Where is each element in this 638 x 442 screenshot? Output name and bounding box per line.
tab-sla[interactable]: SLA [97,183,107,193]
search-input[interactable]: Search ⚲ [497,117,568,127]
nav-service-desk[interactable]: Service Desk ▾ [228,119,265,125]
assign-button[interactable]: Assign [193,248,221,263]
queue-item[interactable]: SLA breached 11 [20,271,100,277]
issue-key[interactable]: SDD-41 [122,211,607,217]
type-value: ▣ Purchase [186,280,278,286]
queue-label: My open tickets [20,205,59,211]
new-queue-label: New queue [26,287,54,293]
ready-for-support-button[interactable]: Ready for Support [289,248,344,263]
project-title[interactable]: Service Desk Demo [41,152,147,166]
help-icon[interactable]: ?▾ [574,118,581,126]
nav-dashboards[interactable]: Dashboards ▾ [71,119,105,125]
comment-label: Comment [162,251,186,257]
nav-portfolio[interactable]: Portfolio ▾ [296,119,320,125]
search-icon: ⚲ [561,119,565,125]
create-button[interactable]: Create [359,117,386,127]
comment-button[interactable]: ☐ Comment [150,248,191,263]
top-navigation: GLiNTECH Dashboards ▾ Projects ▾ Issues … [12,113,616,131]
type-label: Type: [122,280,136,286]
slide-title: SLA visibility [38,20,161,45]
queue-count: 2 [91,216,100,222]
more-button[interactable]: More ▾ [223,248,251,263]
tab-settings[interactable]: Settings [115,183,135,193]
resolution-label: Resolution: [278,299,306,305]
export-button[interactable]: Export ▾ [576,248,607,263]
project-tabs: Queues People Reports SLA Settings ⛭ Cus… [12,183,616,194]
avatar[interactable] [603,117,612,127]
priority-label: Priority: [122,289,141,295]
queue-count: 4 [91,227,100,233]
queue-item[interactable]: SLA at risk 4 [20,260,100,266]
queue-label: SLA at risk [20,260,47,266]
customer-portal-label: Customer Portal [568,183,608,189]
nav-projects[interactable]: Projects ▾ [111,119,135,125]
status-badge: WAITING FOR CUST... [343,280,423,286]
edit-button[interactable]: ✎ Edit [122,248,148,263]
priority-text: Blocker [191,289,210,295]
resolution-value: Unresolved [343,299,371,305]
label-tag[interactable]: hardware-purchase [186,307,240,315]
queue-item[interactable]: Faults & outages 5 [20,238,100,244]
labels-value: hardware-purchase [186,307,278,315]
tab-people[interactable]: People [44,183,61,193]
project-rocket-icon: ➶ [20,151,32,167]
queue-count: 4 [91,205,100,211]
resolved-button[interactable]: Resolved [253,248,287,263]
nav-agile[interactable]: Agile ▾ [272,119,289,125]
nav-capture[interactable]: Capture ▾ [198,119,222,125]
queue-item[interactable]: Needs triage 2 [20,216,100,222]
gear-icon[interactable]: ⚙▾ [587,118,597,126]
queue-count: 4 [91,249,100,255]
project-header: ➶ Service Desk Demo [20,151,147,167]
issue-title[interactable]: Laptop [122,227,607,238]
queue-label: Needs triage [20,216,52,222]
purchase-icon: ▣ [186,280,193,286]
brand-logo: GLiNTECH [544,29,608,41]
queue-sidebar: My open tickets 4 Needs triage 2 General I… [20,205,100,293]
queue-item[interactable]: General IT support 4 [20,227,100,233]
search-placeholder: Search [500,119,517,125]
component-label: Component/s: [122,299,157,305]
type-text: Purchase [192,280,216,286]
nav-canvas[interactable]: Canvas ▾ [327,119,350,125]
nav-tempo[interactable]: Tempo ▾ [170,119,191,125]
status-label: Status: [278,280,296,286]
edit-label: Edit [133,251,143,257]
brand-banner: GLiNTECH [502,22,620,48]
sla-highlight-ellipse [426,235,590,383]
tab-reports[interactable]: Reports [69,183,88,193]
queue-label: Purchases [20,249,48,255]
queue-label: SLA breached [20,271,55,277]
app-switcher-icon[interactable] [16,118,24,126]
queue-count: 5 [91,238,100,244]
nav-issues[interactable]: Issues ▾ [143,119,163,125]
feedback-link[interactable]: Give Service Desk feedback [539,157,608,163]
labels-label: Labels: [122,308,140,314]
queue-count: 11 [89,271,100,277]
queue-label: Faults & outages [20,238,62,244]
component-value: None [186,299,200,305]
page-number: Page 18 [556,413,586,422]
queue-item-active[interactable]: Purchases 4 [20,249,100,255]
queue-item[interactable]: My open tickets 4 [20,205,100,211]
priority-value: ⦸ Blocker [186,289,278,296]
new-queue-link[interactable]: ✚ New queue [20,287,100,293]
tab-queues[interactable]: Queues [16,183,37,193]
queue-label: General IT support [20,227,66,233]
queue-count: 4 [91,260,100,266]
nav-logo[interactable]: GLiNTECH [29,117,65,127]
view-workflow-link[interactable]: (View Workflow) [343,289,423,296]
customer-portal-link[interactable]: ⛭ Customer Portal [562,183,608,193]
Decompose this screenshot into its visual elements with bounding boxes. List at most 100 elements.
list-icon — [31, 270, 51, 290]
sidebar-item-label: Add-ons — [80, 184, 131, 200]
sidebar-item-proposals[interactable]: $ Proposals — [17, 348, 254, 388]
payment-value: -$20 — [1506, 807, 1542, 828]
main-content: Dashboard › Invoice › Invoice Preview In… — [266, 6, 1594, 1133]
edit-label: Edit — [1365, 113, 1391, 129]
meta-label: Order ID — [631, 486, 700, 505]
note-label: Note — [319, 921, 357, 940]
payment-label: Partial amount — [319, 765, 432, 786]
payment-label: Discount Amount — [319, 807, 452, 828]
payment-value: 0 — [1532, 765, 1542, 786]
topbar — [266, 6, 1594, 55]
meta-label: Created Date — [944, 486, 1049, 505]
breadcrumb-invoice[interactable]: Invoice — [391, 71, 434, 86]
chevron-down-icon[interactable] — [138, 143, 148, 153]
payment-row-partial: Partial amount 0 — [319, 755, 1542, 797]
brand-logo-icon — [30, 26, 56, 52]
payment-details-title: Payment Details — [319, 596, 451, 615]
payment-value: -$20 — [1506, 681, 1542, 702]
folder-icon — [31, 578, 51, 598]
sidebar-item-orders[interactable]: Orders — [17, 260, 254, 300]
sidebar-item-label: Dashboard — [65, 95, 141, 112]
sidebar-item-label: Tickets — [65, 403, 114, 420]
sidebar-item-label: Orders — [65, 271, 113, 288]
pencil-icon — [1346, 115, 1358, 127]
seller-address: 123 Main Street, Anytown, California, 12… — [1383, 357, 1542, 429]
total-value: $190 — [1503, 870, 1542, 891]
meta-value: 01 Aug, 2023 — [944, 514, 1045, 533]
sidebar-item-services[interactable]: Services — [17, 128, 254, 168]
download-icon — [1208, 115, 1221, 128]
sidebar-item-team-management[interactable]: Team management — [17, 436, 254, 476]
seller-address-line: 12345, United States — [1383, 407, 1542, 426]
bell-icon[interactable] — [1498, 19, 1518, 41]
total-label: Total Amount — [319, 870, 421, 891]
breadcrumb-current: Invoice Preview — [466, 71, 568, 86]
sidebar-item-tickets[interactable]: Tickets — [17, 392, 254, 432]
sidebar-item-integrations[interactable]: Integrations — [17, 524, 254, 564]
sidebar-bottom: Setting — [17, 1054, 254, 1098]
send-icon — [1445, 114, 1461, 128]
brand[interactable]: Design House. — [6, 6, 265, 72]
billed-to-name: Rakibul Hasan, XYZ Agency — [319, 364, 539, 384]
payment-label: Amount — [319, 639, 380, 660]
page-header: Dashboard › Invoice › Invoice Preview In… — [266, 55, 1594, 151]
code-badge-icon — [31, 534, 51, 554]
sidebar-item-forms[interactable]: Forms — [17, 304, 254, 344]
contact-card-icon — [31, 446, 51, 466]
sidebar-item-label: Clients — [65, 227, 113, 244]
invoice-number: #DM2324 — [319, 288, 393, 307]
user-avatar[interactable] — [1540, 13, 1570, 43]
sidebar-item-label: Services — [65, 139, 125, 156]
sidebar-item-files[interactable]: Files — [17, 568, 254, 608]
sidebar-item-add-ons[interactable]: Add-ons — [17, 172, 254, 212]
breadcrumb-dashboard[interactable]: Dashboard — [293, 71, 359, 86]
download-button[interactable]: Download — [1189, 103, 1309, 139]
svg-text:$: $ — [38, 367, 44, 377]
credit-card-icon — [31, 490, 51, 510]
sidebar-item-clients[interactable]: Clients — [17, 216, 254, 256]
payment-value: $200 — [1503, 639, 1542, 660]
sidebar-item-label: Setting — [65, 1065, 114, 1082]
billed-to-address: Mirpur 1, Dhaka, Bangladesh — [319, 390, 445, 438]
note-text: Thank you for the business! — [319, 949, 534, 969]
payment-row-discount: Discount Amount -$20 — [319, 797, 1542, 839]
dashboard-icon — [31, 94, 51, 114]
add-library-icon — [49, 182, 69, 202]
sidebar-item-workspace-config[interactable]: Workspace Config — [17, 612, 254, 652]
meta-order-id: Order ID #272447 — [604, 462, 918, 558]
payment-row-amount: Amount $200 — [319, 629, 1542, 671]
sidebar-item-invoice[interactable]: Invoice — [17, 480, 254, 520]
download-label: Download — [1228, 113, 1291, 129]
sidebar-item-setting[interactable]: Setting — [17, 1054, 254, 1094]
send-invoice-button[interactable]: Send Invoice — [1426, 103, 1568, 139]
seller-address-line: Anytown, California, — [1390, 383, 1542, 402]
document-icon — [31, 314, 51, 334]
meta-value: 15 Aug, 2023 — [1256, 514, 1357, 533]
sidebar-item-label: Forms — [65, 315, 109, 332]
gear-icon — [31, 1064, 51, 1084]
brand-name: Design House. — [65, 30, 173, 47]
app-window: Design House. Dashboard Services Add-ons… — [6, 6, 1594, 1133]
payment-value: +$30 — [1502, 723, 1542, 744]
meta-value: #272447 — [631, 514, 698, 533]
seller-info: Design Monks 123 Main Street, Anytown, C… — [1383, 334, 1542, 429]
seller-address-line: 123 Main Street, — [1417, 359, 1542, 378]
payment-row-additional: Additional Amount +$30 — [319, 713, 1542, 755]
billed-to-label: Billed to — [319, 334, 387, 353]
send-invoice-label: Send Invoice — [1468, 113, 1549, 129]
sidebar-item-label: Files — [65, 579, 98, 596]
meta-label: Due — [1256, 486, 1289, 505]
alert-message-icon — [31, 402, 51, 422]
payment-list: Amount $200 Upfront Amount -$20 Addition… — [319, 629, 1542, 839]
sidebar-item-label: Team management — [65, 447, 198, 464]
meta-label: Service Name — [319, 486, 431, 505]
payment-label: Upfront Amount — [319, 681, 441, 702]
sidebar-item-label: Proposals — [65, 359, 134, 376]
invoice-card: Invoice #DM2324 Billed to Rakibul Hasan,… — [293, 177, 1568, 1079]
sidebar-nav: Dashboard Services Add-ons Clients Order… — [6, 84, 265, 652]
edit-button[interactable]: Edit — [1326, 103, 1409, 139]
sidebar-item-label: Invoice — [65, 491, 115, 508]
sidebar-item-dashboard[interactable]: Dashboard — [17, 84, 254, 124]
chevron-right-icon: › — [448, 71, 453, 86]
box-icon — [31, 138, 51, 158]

● ● ● ●

#### [TASK BRIEF]
Reproduce the lines above character for character, starting at the beginning of the records and ending with the line that contains "queue-item[interactable]: SLA breached", with both ends included.

#### [TASK OUTPUT]
Where is each element in this 638 x 442 screenshot? Output name and bounding box per line.
tab-sla[interactable]: SLA [97,183,107,193]
search-input[interactable]: Search ⚲ [497,117,568,127]
nav-service-desk[interactable]: Service Desk ▾ [228,119,265,125]
assign-button[interactable]: Assign [193,248,221,263]
queue-item[interactable]: SLA breached 11 [20,271,100,277]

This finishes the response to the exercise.